[Stored records]
+ + +

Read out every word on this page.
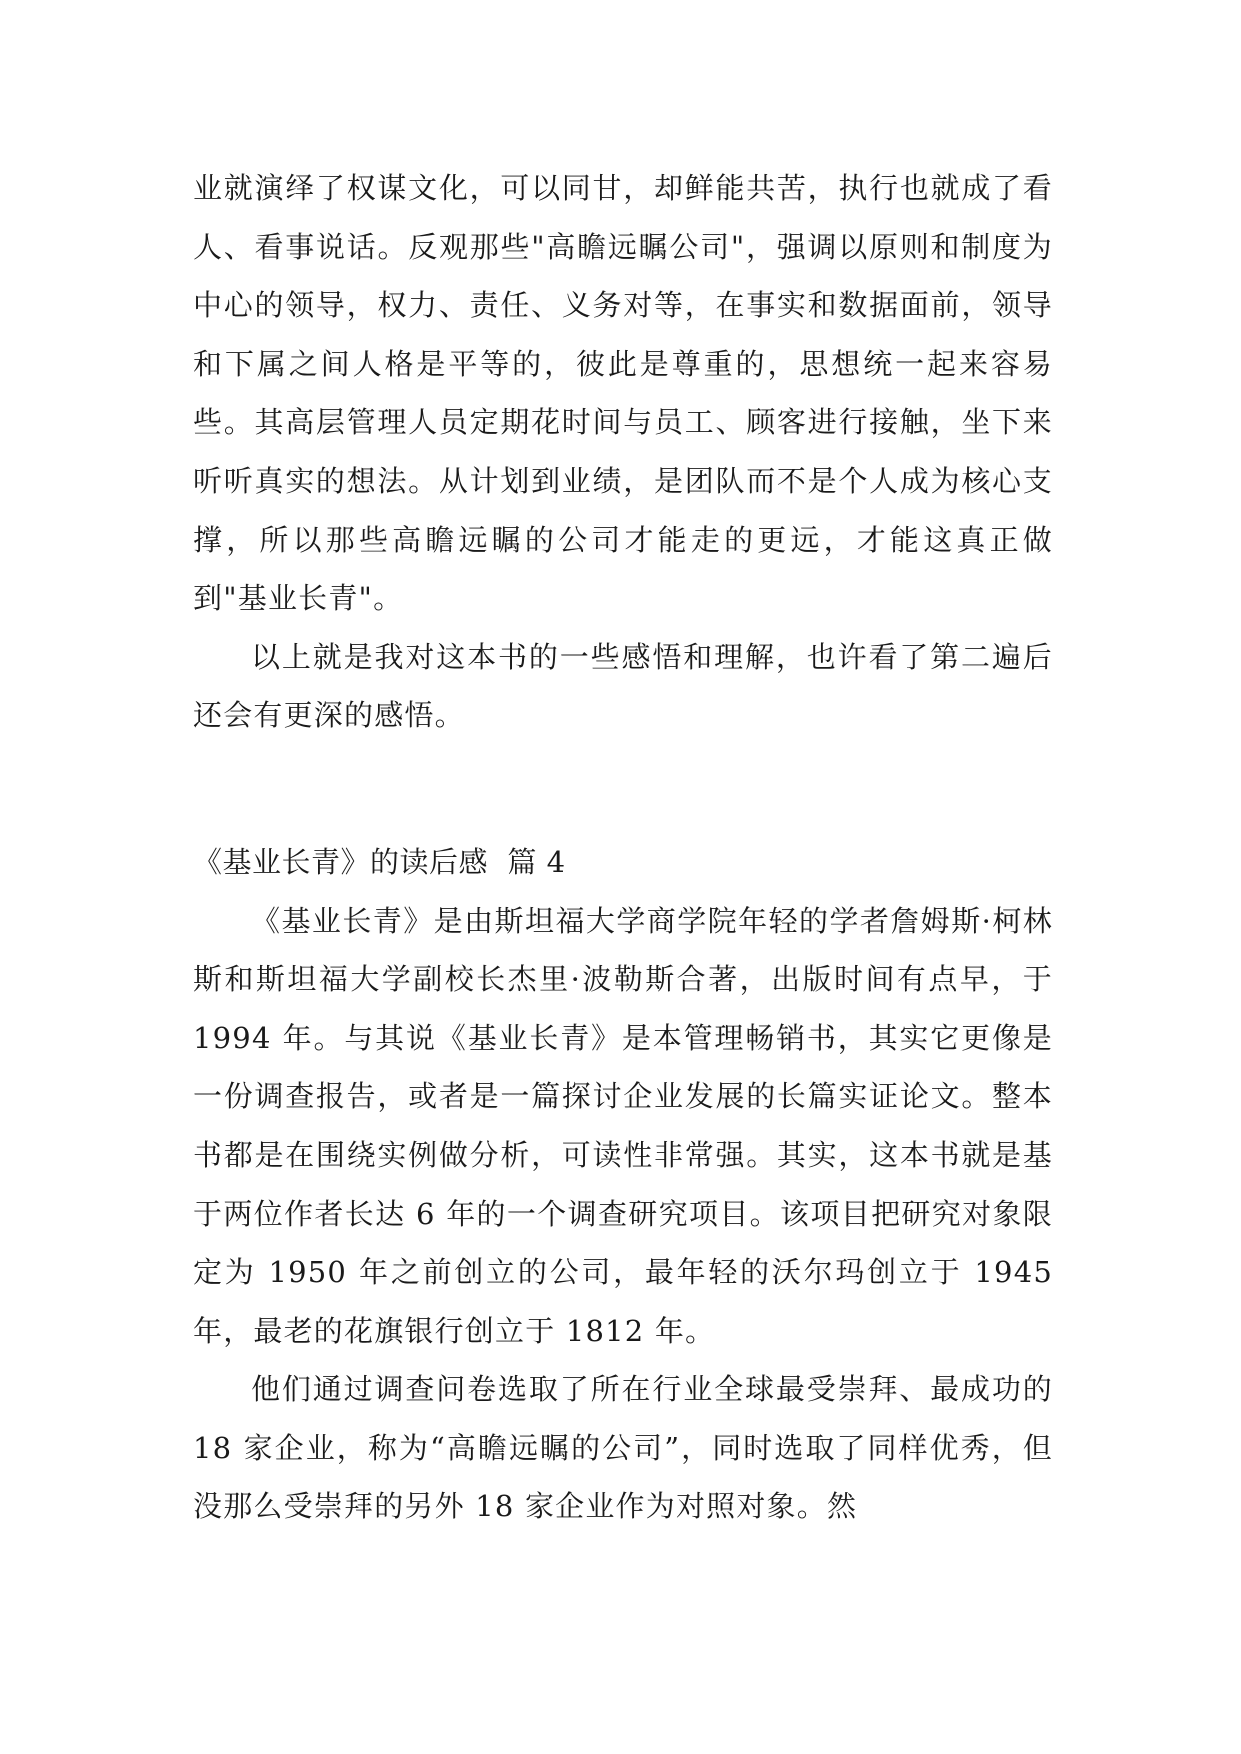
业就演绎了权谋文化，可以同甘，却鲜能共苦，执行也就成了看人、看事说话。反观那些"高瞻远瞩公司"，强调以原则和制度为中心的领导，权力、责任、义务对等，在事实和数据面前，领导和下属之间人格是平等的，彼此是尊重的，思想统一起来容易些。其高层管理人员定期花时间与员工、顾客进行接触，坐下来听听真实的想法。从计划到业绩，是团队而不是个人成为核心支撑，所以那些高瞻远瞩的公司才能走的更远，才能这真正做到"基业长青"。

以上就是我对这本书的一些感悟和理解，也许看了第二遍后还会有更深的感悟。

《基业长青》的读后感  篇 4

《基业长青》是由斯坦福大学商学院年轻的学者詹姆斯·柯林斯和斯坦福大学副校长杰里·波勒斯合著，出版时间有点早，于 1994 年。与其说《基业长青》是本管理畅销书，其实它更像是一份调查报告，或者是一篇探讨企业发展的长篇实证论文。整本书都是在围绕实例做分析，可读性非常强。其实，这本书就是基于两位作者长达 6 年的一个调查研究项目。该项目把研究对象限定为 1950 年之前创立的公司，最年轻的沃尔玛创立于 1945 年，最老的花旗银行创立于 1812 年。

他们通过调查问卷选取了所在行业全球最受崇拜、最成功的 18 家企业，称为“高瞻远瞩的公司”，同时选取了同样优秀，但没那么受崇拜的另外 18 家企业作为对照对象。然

+ + +

= What you should do =
All of the data above should be quoted exactly, except for the pictures.

= Solution to the problem =
Read out every word on this page.
业就演绎了权谋文化，可以同甘，却鲜能共苦，执行也就成了看人、看事说话。反观那些"高瞻远瞩公司"，强调以原则和制度为中心的领导，权力、责任、义务对等，在事实和数据面前，领导和下属之间人格是平等的，彼此是尊重的，思想统一起来容易些。其高层管理人员定期花时间与员工、顾客进行接触，坐下来听听真实的想法。从计划到业绩，是团队而不是个人成为核心支撑，所以那些高瞻远瞩的公司才能走的更远，才能这真正做到"基业长青"。

以上就是我对这本书的一些感悟和理解，也许看了第二遍后还会有更深的感悟。

《基业长青》的读后感  篇 4

《基业长青》是由斯坦福大学商学院年轻的学者詹姆斯·柯林斯和斯坦福大学副校长杰里·波勒斯合著，出版时间有点早，于 1994 年。与其说《基业长青》是本管理畅销书，其实它更像是一份调查报告，或者是一篇探讨企业发展的长篇实证论文。整本书都是在围绕实例做分析，可读性非常强。其实，这本书就是基于两位作者长达 6 年的一个调查研究项目。该项目把研究对象限定为 1950 年之前创立的公司，最年轻的沃尔玛创立于 1945 年，最老的花旗银行创立于 1812 年。

他们通过调查问卷选取了所在行业全球最受崇拜、最成功的 18 家企业，称为“高瞻远瞩的公司”，同时选取了同样优秀，但没那么受崇拜的另外 18 家企业作为对照对象。然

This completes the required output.